_Aim of the exercise_: Search the material for the word "ViewLocationFormats" and report each line where it turns up.

_Given data_:
(begin)

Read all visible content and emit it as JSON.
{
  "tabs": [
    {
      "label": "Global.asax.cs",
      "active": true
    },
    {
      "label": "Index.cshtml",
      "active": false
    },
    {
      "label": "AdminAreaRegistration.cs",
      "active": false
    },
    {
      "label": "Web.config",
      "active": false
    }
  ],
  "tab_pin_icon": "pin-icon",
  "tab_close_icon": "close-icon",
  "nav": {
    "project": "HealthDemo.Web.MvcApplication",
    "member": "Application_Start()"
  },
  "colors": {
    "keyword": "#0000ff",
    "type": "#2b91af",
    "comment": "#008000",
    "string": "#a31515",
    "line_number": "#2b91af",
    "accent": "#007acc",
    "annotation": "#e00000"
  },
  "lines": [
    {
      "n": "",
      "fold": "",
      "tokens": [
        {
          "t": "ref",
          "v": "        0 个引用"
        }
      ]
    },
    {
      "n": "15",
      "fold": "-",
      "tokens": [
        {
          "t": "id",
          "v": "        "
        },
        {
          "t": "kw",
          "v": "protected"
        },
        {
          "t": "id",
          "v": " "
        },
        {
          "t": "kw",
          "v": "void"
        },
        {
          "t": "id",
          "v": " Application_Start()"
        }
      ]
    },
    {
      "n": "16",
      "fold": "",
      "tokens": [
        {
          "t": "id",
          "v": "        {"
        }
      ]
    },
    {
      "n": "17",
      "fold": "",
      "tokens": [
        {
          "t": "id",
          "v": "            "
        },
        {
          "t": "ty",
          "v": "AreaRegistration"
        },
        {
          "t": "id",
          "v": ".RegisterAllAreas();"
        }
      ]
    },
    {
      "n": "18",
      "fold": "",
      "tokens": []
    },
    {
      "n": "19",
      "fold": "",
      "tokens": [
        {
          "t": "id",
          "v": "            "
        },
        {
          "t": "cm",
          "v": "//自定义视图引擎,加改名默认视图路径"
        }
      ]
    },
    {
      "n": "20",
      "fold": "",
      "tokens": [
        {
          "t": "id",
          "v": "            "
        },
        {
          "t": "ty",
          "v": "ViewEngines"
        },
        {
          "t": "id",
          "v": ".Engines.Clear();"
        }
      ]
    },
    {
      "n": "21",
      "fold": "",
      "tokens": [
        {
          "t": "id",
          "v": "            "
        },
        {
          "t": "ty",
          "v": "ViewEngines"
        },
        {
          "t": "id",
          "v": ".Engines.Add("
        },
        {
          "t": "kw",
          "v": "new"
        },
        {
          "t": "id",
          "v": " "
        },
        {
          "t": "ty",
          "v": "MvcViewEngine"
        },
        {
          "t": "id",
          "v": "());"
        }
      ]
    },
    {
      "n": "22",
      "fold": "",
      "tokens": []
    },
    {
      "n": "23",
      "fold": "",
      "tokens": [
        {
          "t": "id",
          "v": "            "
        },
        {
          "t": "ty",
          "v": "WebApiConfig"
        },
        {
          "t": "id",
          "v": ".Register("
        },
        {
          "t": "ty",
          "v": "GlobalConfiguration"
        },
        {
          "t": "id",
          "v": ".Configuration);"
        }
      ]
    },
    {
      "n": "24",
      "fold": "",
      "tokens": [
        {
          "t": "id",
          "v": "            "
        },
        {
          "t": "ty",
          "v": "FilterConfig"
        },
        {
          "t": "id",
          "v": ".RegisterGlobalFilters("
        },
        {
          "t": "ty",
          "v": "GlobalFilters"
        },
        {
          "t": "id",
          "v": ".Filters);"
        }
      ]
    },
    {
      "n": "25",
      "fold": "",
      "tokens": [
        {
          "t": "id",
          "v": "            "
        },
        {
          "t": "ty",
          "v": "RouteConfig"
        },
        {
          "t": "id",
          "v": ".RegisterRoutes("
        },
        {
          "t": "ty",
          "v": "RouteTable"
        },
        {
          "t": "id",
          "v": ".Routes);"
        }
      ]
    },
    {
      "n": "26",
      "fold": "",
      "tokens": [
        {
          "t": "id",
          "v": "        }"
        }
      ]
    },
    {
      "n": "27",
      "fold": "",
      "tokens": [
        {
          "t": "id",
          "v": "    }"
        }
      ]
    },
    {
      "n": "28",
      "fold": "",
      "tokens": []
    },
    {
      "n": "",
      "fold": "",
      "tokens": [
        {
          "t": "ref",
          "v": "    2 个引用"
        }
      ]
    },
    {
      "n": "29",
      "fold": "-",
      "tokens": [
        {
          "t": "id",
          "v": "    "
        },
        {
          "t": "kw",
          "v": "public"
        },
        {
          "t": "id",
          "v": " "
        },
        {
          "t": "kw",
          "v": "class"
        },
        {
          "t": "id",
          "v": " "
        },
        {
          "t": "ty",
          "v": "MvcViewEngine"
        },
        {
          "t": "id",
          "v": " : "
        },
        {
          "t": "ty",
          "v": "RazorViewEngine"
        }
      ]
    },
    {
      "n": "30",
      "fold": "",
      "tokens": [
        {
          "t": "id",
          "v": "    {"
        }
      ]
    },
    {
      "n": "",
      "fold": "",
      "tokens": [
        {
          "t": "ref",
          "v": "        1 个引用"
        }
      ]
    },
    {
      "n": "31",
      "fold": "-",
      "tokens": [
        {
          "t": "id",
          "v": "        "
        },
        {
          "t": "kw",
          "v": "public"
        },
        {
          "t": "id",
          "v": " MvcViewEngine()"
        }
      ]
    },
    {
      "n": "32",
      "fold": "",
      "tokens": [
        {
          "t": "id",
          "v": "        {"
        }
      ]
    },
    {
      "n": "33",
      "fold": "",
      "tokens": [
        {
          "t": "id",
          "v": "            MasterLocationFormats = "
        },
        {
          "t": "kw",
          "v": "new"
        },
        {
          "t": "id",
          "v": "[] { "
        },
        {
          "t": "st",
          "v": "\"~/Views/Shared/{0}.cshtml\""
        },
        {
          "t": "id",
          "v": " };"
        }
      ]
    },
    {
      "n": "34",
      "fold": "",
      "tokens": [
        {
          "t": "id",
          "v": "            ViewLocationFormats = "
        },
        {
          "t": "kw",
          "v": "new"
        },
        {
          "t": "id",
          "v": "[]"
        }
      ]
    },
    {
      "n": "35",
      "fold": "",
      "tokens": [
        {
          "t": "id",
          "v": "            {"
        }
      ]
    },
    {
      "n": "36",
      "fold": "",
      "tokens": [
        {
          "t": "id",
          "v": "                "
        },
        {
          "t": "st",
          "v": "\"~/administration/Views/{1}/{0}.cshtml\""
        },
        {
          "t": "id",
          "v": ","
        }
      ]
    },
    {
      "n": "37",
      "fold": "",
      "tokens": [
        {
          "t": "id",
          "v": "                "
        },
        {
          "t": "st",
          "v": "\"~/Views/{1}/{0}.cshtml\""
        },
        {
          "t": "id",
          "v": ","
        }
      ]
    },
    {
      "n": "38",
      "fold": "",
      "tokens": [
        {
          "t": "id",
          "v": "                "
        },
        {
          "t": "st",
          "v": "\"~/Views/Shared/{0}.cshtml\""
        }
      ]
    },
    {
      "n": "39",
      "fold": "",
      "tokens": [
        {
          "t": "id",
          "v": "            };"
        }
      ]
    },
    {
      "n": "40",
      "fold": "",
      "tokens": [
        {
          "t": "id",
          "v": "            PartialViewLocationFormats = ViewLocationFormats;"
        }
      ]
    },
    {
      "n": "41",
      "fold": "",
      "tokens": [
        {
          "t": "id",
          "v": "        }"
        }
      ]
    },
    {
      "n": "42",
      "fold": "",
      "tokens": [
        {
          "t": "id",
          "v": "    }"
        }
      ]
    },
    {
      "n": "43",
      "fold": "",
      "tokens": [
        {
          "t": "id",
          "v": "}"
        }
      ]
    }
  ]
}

(end)

_Written response_:
          "v": "            ViewLocationFormats = "
          "v": "            PartialViewLocationFormats = ViewLocationFormats;"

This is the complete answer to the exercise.